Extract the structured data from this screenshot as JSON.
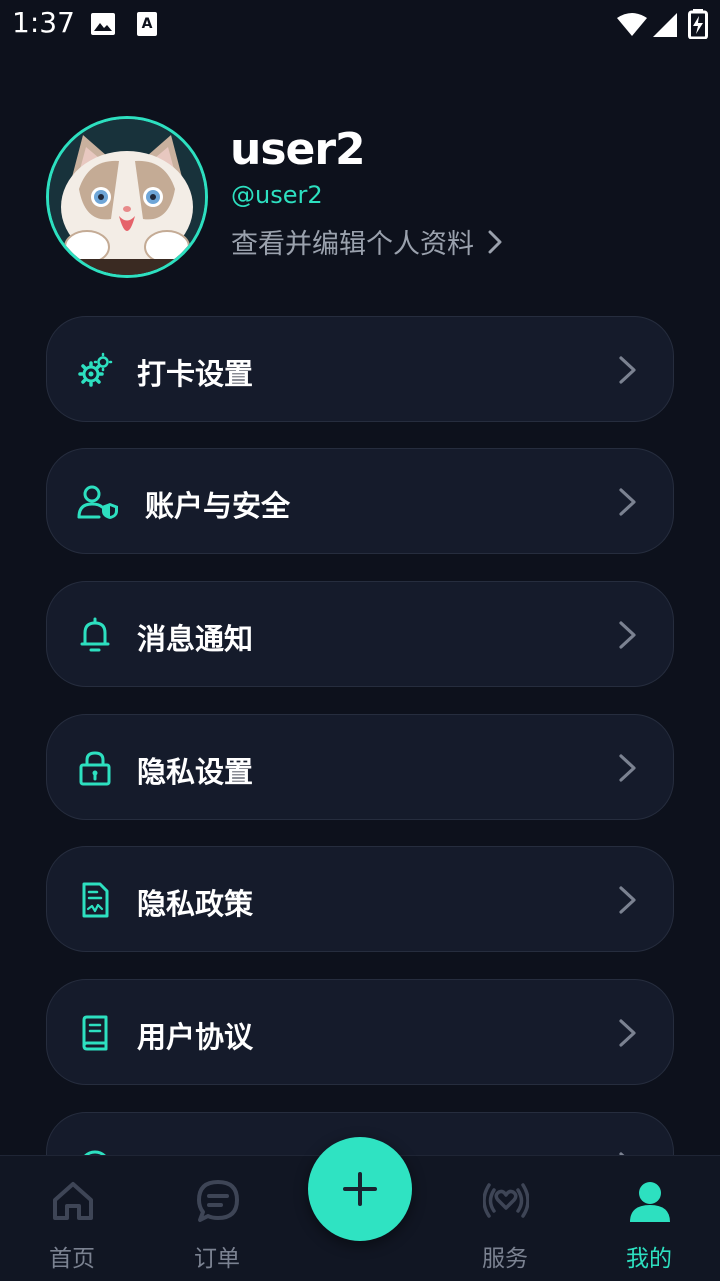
{
  "status_bar": {
    "time": "1:37"
  },
  "profile": {
    "username": "user2",
    "handle": "@user2",
    "edit_link": "查看并编辑个人资料"
  },
  "menu": [
    {
      "label": "打卡设置",
      "icon": "gears-icon"
    },
    {
      "label": "账户与安全",
      "icon": "user-shield-icon"
    },
    {
      "label": "消息通知",
      "icon": "bell-icon"
    },
    {
      "label": "隐私设置",
      "icon": "lock-icon"
    },
    {
      "label": "隐私政策",
      "icon": "document-icon"
    },
    {
      "label": "用户协议",
      "icon": "book-icon"
    }
  ],
  "bottom_nav": {
    "items": [
      {
        "label": "首页",
        "icon": "home-icon"
      },
      {
        "label": "订单",
        "icon": "chat-icon"
      },
      {
        "label": "服务",
        "icon": "broadcast-heart-icon"
      },
      {
        "label": "我的",
        "icon": "person-icon"
      }
    ],
    "active": "我的"
  },
  "colors": {
    "accent": "#2de0c0",
    "background": "#0d111c",
    "card": "#151b2b",
    "muted": "#7b8291"
  }
}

——

Transcribe the full listing above exactly as it stands, minus the pictures.

Response.
Extract the structured data from this screenshot as JSON.
{
  "status_bar": {
    "time": "1:37"
  },
  "profile": {
    "username": "user2",
    "handle": "@user2",
    "edit_link": "查看并编辑个人资料"
  },
  "menu": [
    {
      "label": "打卡设置",
      "icon": "gears-icon"
    },
    {
      "label": "账户与安全",
      "icon": "user-shield-icon"
    },
    {
      "label": "消息通知",
      "icon": "bell-icon"
    },
    {
      "label": "隐私设置",
      "icon": "lock-icon"
    },
    {
      "label": "隐私政策",
      "icon": "document-icon"
    },
    {
      "label": "用户协议",
      "icon": "book-icon"
    }
  ],
  "bottom_nav": {
    "items": [
      {
        "label": "首页",
        "icon": "home-icon"
      },
      {
        "label": "订单",
        "icon": "chat-icon"
      },
      {
        "label": "服务",
        "icon": "broadcast-heart-icon"
      },
      {
        "label": "我的",
        "icon": "person-icon"
      }
    ],
    "active": "我的"
  },
  "colors": {
    "accent": "#2de0c0",
    "background": "#0d111c",
    "card": "#151b2b",
    "muted": "#7b8291"
  }
}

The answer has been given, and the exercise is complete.